■ EXERCISE INSTRUCTIONS
Copy out each line of the listing that has the word "triangle" in it.

■ INPUT DATA
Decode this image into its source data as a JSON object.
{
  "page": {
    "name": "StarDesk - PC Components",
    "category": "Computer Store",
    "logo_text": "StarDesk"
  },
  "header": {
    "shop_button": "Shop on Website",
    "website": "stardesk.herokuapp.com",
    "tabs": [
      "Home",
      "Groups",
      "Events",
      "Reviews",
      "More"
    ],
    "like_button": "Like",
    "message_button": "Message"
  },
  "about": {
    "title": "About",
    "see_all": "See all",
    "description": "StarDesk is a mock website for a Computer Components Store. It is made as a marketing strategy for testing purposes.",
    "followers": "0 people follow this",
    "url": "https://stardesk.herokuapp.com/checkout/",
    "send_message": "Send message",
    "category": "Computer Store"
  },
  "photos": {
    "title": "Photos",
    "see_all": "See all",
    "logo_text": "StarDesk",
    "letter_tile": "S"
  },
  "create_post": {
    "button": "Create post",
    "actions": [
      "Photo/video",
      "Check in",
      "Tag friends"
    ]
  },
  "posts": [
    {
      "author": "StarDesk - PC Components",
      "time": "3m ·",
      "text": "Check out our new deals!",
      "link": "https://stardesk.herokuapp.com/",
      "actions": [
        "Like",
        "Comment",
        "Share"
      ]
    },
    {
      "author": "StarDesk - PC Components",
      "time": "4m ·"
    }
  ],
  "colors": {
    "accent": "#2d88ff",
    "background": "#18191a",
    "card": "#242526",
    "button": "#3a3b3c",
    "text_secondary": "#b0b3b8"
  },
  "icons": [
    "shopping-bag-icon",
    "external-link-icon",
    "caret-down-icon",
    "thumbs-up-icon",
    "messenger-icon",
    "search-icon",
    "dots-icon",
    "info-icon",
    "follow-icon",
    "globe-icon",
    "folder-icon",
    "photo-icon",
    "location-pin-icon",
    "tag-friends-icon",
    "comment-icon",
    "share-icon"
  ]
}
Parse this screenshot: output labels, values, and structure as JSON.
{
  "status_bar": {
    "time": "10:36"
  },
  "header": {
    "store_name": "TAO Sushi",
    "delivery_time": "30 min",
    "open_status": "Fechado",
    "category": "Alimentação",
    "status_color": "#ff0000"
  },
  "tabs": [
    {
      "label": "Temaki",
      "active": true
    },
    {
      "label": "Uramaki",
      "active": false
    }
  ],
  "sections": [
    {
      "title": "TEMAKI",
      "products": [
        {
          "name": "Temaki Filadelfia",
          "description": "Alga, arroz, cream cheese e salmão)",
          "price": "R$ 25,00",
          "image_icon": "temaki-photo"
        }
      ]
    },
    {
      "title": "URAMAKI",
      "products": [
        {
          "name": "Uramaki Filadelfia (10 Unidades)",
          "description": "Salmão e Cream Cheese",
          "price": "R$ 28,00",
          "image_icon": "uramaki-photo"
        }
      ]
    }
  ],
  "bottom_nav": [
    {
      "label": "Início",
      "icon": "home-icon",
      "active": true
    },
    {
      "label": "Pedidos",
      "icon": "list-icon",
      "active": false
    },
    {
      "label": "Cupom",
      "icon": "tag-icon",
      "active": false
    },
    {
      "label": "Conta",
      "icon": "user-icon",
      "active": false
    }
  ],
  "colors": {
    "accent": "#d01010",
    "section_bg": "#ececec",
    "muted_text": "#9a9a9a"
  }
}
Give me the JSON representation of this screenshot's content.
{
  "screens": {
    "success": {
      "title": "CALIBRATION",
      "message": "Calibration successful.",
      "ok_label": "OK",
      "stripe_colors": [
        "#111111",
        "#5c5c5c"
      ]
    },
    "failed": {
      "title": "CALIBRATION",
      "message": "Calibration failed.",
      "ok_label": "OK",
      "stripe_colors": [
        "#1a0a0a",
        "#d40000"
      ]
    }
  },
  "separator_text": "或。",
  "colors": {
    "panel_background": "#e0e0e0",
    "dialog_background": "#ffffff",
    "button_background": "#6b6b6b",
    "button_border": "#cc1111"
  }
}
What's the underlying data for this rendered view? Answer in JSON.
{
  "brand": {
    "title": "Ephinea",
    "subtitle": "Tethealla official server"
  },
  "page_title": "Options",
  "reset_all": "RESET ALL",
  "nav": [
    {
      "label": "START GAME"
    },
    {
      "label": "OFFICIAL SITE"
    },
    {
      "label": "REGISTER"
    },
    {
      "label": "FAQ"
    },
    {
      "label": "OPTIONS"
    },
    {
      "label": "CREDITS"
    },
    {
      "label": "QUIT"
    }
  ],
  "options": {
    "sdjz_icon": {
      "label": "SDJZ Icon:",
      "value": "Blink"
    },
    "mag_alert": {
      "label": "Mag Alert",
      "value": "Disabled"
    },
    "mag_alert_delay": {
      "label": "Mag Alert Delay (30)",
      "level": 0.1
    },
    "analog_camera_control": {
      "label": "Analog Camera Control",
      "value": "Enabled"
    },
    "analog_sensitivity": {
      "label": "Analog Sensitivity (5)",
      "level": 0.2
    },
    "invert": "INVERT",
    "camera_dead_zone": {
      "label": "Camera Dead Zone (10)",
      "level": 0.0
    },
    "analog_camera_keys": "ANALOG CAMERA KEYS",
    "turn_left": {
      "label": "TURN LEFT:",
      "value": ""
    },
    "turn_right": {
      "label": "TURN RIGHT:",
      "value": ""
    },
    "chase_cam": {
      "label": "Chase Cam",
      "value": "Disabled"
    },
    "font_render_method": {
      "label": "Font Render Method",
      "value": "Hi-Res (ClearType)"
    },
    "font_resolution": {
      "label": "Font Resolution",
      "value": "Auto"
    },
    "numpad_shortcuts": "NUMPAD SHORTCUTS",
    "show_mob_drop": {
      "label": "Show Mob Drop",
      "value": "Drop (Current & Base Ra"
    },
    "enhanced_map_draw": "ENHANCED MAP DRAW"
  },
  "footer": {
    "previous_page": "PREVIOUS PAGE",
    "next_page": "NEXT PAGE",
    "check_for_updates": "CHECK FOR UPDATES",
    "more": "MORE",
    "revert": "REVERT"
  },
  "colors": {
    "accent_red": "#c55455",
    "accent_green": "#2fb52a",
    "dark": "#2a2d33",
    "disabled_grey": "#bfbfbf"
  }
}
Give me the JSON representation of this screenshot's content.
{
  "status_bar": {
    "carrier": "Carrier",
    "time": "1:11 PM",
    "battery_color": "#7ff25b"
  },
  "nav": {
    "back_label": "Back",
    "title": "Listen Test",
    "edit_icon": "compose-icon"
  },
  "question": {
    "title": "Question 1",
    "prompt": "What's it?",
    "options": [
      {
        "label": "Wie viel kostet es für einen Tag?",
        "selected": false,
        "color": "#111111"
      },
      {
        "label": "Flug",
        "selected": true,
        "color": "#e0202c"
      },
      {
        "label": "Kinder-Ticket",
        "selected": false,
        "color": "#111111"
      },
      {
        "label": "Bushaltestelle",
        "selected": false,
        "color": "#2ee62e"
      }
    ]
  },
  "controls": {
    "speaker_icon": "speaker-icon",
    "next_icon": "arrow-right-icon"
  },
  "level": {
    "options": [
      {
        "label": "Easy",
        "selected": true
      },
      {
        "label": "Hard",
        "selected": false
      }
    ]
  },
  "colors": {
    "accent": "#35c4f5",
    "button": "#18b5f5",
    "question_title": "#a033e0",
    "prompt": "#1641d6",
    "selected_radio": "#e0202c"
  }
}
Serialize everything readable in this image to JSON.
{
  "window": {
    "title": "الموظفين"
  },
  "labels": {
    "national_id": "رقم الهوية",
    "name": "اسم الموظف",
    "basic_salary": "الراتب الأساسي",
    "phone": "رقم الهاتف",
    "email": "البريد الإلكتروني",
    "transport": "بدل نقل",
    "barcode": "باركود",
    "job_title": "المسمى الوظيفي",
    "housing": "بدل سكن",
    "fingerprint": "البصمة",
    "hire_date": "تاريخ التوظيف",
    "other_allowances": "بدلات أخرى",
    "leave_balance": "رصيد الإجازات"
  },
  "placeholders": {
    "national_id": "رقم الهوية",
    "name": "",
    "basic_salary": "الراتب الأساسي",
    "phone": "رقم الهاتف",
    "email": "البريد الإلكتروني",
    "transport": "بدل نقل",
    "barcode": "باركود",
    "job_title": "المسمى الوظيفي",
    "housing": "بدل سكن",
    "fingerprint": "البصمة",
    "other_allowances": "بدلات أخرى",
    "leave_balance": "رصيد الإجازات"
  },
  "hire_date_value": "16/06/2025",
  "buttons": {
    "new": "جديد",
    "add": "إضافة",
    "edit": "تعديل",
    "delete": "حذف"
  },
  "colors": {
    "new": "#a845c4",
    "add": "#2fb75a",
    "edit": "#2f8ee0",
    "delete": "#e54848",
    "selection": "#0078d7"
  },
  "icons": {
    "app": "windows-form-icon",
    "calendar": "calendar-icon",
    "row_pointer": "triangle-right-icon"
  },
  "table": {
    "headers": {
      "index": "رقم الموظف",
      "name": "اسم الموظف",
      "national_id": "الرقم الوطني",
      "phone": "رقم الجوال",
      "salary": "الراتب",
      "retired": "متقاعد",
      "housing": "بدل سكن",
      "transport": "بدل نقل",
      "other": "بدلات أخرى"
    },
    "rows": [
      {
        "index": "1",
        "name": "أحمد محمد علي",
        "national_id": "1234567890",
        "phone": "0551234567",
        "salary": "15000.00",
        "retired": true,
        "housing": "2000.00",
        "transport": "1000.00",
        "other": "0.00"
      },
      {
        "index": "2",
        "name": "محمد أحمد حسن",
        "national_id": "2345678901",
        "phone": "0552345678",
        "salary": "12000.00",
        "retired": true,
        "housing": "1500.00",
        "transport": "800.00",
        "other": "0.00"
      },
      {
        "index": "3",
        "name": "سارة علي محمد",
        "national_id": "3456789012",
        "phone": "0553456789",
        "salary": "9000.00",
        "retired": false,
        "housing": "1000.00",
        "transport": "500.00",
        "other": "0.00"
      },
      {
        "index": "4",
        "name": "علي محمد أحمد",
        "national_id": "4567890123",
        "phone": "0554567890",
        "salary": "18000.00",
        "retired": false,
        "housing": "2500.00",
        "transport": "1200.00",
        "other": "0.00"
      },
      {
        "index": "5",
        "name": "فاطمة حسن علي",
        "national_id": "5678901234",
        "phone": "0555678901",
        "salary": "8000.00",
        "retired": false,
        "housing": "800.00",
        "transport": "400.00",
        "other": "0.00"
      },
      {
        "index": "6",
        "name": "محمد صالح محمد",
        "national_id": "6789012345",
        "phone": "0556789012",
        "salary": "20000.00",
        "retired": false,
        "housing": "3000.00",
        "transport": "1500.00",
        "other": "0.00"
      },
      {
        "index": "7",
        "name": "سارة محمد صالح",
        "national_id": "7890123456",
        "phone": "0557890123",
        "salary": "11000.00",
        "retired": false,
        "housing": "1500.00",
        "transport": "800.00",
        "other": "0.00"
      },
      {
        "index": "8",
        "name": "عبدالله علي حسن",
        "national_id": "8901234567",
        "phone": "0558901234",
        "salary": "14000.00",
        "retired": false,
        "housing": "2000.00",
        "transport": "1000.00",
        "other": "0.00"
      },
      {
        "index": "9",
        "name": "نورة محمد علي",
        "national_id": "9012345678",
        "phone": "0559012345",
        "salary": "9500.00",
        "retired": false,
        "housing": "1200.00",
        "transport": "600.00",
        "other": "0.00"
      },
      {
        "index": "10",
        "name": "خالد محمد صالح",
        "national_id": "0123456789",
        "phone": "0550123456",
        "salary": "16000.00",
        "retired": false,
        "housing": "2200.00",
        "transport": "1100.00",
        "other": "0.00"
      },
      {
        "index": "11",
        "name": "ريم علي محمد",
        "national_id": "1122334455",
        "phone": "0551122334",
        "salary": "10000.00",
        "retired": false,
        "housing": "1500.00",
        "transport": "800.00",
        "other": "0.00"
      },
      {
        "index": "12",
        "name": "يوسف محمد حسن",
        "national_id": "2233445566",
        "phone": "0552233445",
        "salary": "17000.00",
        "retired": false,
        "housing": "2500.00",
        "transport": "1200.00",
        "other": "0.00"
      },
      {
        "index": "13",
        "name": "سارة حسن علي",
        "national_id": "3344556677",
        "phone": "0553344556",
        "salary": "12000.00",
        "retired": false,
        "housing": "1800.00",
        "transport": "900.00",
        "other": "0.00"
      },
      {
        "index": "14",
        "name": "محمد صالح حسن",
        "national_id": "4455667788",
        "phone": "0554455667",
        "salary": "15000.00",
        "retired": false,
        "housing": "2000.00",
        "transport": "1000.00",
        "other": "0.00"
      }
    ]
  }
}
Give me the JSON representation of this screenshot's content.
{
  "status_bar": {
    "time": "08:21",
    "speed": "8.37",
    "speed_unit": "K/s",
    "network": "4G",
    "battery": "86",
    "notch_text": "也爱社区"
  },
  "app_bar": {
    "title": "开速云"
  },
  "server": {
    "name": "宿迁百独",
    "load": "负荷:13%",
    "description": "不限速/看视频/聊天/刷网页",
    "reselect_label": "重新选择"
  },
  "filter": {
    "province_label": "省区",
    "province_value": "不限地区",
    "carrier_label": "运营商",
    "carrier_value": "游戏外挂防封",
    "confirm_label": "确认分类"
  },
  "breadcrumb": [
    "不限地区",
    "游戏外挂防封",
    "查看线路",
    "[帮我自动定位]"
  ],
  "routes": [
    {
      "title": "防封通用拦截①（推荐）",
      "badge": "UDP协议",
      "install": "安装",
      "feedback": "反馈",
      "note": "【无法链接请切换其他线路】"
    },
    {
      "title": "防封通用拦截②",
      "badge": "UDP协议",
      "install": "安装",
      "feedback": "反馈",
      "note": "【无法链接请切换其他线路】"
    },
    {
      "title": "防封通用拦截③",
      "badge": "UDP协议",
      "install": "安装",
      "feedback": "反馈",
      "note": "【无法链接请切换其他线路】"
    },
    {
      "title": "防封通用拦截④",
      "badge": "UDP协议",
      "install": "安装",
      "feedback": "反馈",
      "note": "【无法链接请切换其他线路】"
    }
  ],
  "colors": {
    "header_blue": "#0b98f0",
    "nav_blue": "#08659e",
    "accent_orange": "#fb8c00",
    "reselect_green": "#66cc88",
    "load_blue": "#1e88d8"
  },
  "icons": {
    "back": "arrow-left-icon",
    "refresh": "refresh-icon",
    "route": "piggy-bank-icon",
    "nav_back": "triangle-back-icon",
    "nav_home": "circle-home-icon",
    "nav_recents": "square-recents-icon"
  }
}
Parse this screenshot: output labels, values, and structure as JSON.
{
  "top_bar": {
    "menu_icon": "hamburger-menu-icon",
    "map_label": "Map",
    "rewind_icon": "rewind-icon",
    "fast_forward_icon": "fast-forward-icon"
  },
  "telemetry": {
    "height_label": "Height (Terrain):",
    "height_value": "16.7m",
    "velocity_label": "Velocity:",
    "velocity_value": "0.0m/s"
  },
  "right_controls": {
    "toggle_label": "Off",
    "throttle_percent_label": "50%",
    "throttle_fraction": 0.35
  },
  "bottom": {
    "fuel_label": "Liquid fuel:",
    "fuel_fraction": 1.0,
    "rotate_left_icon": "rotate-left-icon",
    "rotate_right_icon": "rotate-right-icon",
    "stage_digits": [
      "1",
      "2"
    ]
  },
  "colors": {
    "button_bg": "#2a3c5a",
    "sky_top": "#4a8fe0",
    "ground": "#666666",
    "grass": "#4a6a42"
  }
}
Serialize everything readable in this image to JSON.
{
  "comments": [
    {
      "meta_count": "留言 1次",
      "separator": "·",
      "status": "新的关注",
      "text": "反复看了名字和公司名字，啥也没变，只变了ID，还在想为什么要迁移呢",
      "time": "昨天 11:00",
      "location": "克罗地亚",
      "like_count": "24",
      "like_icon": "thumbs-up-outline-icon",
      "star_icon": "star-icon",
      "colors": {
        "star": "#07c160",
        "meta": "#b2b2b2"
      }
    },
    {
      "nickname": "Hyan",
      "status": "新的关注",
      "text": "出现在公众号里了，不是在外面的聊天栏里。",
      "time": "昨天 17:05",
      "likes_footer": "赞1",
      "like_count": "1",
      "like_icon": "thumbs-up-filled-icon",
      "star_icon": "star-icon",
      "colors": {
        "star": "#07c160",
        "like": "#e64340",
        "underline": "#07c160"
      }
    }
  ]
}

■ PROBLEM SOLUTION
    "row_pointer": "triangle-right-icon"
    "nav_back": "triangle-back-icon",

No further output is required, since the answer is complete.